### Saved entries
>> Begin
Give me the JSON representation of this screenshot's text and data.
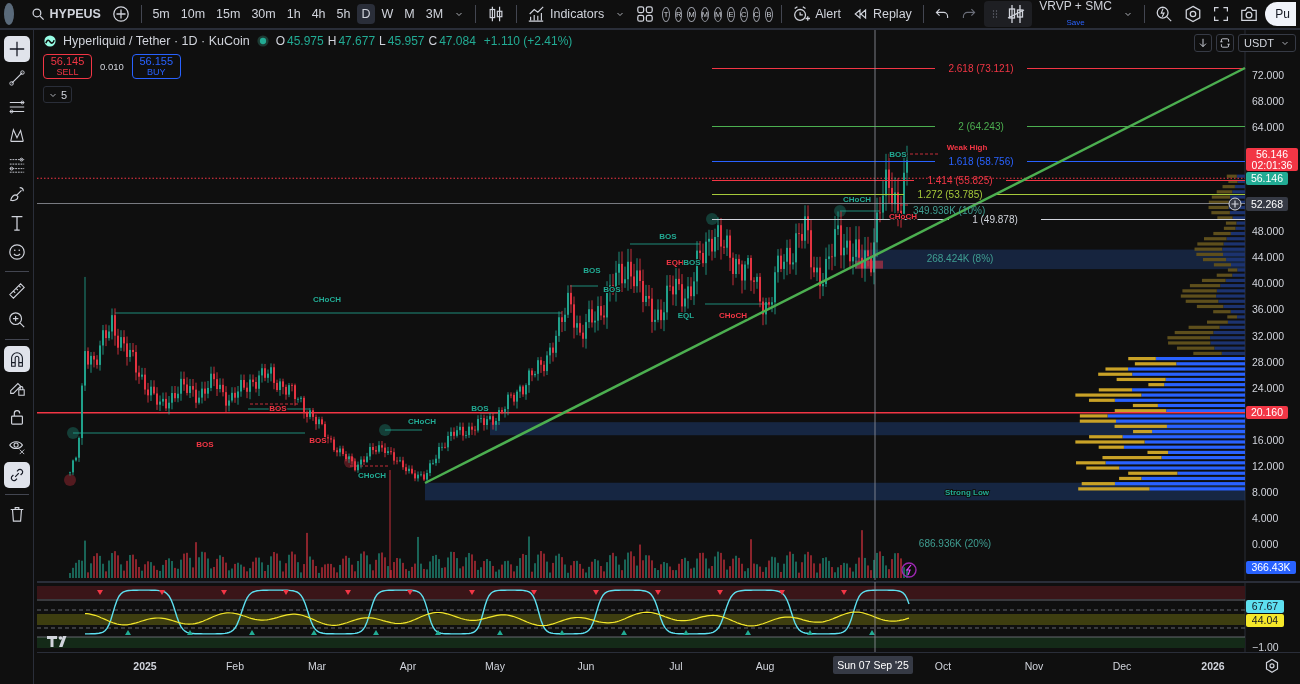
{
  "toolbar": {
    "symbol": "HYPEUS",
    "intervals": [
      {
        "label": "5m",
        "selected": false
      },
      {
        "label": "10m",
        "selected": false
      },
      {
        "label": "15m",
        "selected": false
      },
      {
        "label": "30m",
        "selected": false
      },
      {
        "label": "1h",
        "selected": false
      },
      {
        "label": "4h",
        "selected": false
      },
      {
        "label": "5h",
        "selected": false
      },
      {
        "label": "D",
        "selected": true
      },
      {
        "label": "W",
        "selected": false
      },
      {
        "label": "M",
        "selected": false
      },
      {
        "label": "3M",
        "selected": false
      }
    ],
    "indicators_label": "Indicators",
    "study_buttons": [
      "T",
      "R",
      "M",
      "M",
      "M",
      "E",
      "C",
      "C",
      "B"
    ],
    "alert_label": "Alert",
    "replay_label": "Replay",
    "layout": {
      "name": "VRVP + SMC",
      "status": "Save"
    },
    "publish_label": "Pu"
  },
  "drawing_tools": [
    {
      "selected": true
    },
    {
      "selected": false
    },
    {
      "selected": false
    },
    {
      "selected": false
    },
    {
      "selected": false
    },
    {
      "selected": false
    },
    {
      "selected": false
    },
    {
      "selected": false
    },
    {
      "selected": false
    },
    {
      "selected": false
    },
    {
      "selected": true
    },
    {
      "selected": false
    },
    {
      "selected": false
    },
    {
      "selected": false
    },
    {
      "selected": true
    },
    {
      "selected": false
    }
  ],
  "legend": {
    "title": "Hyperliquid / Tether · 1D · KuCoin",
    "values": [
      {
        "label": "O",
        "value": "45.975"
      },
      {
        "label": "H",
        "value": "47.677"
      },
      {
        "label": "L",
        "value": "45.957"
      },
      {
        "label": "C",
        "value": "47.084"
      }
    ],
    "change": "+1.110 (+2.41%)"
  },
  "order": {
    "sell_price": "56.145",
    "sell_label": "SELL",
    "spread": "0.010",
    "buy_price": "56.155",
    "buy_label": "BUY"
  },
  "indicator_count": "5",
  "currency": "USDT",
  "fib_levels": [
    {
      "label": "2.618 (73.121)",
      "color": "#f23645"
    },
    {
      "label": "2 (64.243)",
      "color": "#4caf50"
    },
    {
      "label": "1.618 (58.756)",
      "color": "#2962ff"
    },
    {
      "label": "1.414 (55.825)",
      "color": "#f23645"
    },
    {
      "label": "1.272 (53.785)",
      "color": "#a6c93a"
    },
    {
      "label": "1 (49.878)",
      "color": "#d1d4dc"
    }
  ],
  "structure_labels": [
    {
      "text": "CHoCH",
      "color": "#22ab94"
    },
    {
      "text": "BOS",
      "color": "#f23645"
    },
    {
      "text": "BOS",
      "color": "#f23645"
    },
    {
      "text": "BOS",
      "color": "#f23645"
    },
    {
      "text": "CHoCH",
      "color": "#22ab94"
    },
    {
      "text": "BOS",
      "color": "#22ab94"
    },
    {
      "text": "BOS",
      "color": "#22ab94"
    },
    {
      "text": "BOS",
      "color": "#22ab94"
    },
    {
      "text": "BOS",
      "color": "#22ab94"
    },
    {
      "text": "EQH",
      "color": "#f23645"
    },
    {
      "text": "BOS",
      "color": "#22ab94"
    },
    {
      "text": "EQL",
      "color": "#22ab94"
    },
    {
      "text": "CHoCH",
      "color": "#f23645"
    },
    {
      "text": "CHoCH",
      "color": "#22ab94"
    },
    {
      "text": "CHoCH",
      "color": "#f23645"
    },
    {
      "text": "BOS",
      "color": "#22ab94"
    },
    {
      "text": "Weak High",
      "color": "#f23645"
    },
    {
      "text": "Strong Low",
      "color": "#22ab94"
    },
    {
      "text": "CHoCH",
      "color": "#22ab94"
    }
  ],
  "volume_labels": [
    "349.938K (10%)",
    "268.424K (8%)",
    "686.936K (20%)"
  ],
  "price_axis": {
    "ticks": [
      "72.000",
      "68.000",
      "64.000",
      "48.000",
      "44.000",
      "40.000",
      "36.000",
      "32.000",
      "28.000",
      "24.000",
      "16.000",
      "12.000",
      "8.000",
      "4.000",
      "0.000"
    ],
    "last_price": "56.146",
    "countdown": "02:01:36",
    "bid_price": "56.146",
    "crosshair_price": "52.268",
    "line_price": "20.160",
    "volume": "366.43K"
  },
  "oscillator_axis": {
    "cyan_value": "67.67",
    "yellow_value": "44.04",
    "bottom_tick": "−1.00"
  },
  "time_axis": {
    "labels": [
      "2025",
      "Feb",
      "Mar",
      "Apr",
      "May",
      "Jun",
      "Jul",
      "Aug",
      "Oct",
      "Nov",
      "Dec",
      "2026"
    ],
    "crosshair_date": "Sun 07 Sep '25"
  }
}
>> End
>> Begin
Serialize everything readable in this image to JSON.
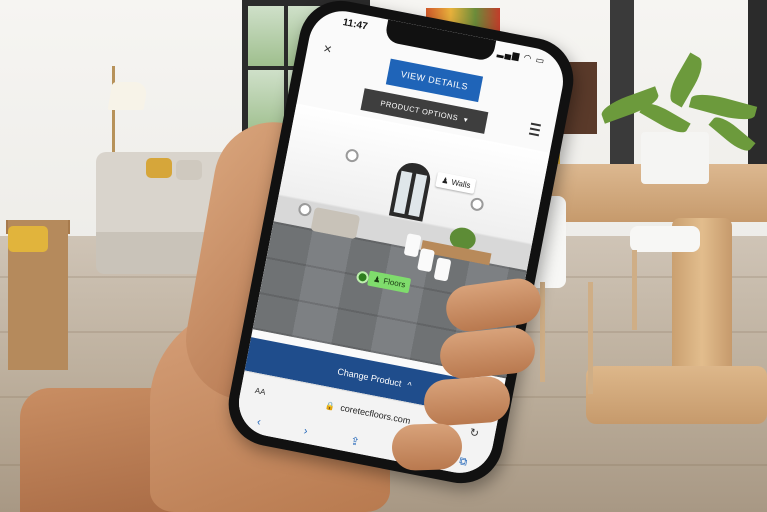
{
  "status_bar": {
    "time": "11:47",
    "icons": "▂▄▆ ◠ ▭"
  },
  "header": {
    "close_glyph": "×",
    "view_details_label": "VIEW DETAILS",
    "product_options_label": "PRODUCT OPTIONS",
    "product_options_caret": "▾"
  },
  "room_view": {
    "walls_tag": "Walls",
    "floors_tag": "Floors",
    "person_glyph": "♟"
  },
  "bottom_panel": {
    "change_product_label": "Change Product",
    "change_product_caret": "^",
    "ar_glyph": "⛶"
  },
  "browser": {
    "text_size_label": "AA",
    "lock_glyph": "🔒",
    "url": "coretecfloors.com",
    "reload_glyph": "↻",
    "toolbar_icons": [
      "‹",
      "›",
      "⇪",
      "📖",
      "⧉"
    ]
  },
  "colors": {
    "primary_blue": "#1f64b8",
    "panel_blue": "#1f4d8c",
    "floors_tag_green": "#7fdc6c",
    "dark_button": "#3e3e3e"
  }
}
>> End
### Exercise brief
Return each line among the entries that holds the word "JSON".

### Worked answer
Give me the JSON representation of this screenshot's text and data.
Serialize everything readable in this image to JSON.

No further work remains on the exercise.